**Complete the following**
[a] Answer these questions about the libc++ commit excerpt:
(i) How much faster is ``bitset::to_string`` for bitsets with uniformly distributed zeros and ones?
(ii) Which two algorithms were optimized for segmented iterators?
(iii) What improvement is reported for ``join_view`` of ``vector<vector<char>>``?
[b] Copy the libc++ commit excerpt between "[libcxx-commits] [libcxx] [libc++]" and "dense bitsets, respectively.", inclusive, with "low-density" substituted for "sparse".

**Passage given**
[libcxx-commits] [libcxx] [libc++] Optimize ranges::{for_each, for_each_n} for segmented iterators (PR #132896)

Sat Jun 7 09:47:30 PDT 2025

================
@@ -76,6 +76,10 @@ Improvements and New Features
 - The ``bitset::to_string`` function has been optimized, resulting in a performance improvement of up to 8.3x for bitsets
   with uniformly distributed zeros and ones, and up to 13.5x and 16.1x for sparse and dense bitsets, respectively.
 
+- The ``std::ranges::for_each`` and ``std::ranges::for_each_n`` algorithms have been optimized for segmented iterators,
+  resulting in performance improvements of up to 21.3x for ``std::deque::iterator`` and 24.9x for ``join_view`` of
+  ``vector<vector<char>>``.

**Record list**
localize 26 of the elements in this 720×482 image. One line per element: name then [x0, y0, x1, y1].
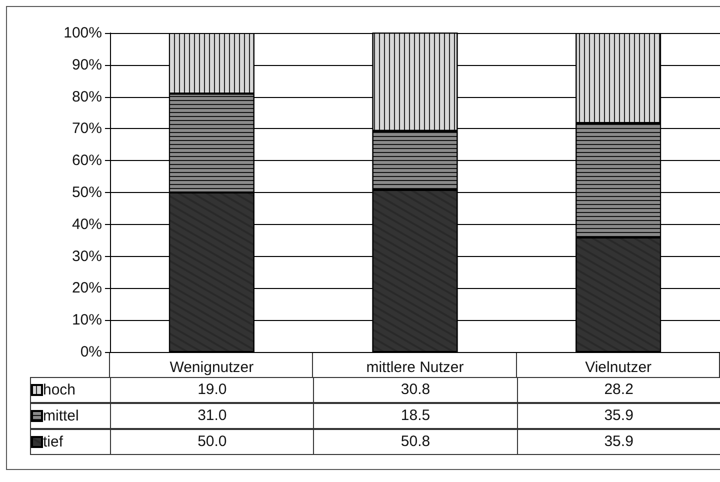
data-label: 18.5 — [313, 403, 518, 429]
data-label: 31.0 — [110, 403, 314, 429]
x-tick-label: Vielnutzer — [585, 359, 652, 376]
y-tick-label: 60% — [72, 152, 102, 170]
x-tick-label: Wenignutzer — [170, 359, 254, 376]
y-tick-label: 10% — [72, 312, 102, 329]
legend-label: tief — [43, 434, 64, 450]
data-label: 19.0 — [110, 377, 314, 403]
y-tick-label: 50% — [72, 184, 102, 201]
data-label: 35.9 — [516, 403, 720, 429]
y-tick-label: 20% — [72, 280, 102, 297]
y-tick-label: 0% — [80, 344, 102, 360]
legend-label: mittel — [43, 408, 79, 424]
data-label: 50.0 — [110, 429, 314, 455]
data-label: 35.9 — [516, 429, 720, 455]
y-tick-label: 40% — [72, 216, 102, 233]
legend-label: hoch — [43, 382, 76, 398]
data-label: 50.8 — [313, 429, 518, 455]
y-tick-label: 70% — [72, 120, 102, 138]
x-tick-label: mittlere Nutzer — [366, 359, 464, 376]
data-label: 30.8 — [313, 377, 518, 403]
data-label: 28.2 — [516, 377, 720, 403]
y-tick-label: 80% — [72, 88, 102, 106]
y-tick-label: 30% — [72, 248, 102, 265]
y-tick-label: 90% — [72, 56, 102, 74]
y-tick-label: 100% — [64, 24, 102, 42]
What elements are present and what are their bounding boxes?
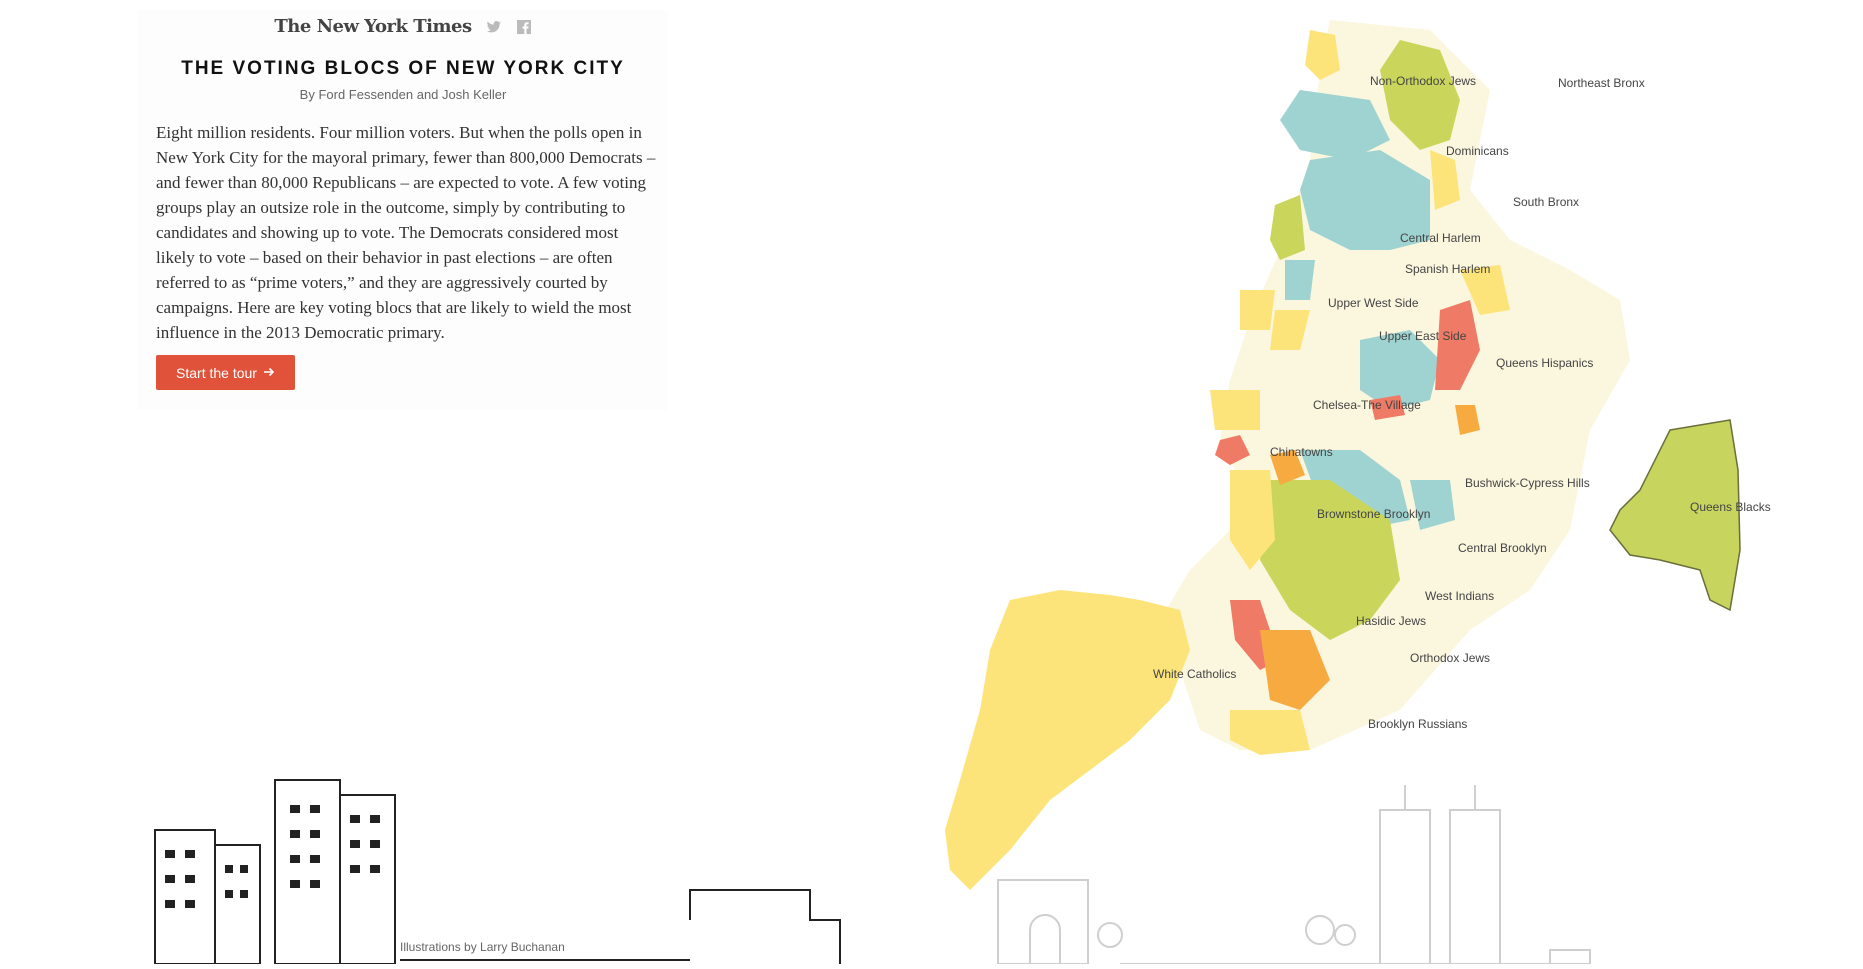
map-label-brooklyn-russians: Brooklyn Russians [1368, 717, 1468, 731]
map-region-central-harlem [1270, 195, 1305, 260]
map-region-northeast-bronx [1380, 40, 1460, 150]
illustration-buildings-right [990, 770, 1863, 969]
voting-blocs-map: Non-Orthodox Jews Northeast Bronx Domini… [930, 10, 1840, 890]
map-label-chinatowns: Chinatowns [1270, 445, 1333, 459]
map-label-brownstone-brooklyn: Brownstone Brooklyn [1317, 507, 1431, 521]
map-label-northeast-bronx: Northeast Bronx [1558, 76, 1645, 90]
map-region-orthodox-jews [1260, 630, 1330, 710]
page-title: THE VOTING BLOCS OF NEW YORK CITY [181, 58, 625, 79]
map-region-brownstone-brooklyn [1230, 470, 1275, 570]
nyt-logo[interactable]: The New York Times [274, 16, 472, 37]
map-label-bushwick: Bushwick-Cypress Hills [1465, 476, 1590, 490]
map-label-central-brooklyn: Central Brooklyn [1458, 541, 1547, 555]
map-label-spanish-harlem: Spanish Harlem [1405, 262, 1491, 276]
map-label-south-bronx: South Bronx [1513, 195, 1580, 209]
map-region-queens-red-small [1370, 395, 1405, 420]
twitter-icon[interactable] [486, 19, 502, 35]
map-region-spanish-harlem [1285, 260, 1315, 300]
map-region-chinatowns [1215, 435, 1250, 465]
map-label-west-indians: West Indians [1425, 589, 1495, 603]
intro-panel: The New York Times THE VOTING BLOCS OF N… [138, 10, 668, 410]
map-label-non-orthodox-jews: Non-Orthodox Jews [1370, 74, 1477, 88]
map-region-queens-red [1435, 300, 1480, 390]
map-region-queens-hispanics [1360, 330, 1440, 410]
map-region-queens-yellow [1460, 265, 1510, 315]
map-region-bronx-yellow [1430, 150, 1460, 210]
map-label-hasidic-jews: Hasidic Jews [1356, 614, 1427, 628]
map-region-upper-east-side [1270, 310, 1310, 350]
map-region-upper-west-side [1240, 290, 1275, 330]
map-region-brooklyn-orange [1270, 450, 1305, 485]
masthead: The New York Times [138, 16, 668, 37]
map-region-bushwick-east [1410, 480, 1455, 530]
byline: By Ford Fessenden and Josh Keller [299, 87, 507, 102]
map-region-queens-blacks [1609, 419, 1741, 612]
map-label-white-catholics: White Catholics [1153, 667, 1237, 681]
intro-text: Eight million residents. Four million vo… [156, 123, 656, 342]
map-label-upper-west-side: Upper West Side [1328, 296, 1419, 310]
map-region-bushwick [1300, 450, 1410, 530]
map-land-staten-island [945, 590, 1190, 890]
arrow-right-icon [263, 365, 275, 381]
map-region-brooklyn-russians [1230, 710, 1310, 755]
map-label-orthodox-jews: Orthodox Jews [1410, 651, 1491, 665]
map-label-queens-hispanics: Queens Hispanics [1496, 356, 1594, 370]
map-label-upper-east-side: Upper East Side [1379, 329, 1467, 343]
map-label-central-harlem: Central Harlem [1400, 231, 1481, 245]
map-label-chelsea-village: Chelsea-The Village [1313, 398, 1421, 412]
start-tour-label: Start the tour [176, 364, 257, 381]
facebook-icon[interactable] [516, 19, 532, 35]
map-label-dominicans: Dominicans [1446, 144, 1509, 158]
map-region-south-bronx [1300, 150, 1430, 250]
map-region-dominicans [1280, 90, 1390, 160]
map-region-non-orthodox-jews [1305, 30, 1340, 80]
map-region-central-brooklyn [1260, 480, 1400, 640]
map-shapes [945, 20, 1741, 890]
map-region-white-catholics [1030, 605, 1120, 680]
start-tour-button[interactable]: Start the tour [156, 355, 295, 390]
map-region-queens-orange [1455, 405, 1480, 435]
map-region-chelsea-village [1210, 390, 1260, 430]
map-label-queens-blacks: Queens Blacks [1690, 500, 1771, 514]
illustration-credit: Illustrations by Larry Buchanan [400, 940, 565, 954]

**Task-by-task solutions**
[a]
(i) Up to 8.3x.
(ii) ``std::ranges::for_each`` and ``std::ranges::for_each_n``.
(iii) Up to 24.9x.

[b]
[libcxx-commits] [libcxx] [libc++] Optimize ranges::{for_each, for_each_n} for segmented iterators (PR #132896)

Sat Jun 7 09:47:30 PDT 2025

================
@@ -76,6 +76,10 @@ Improvements and New Features
 - The ``bitset::to_string`` function has been optimized, resulting in a performance improvement of up to 8.3x for bitsets
   with uniformly distributed zeros and ones, and up to 13.5x and 16.1x for low-density and dense bitsets, respectively.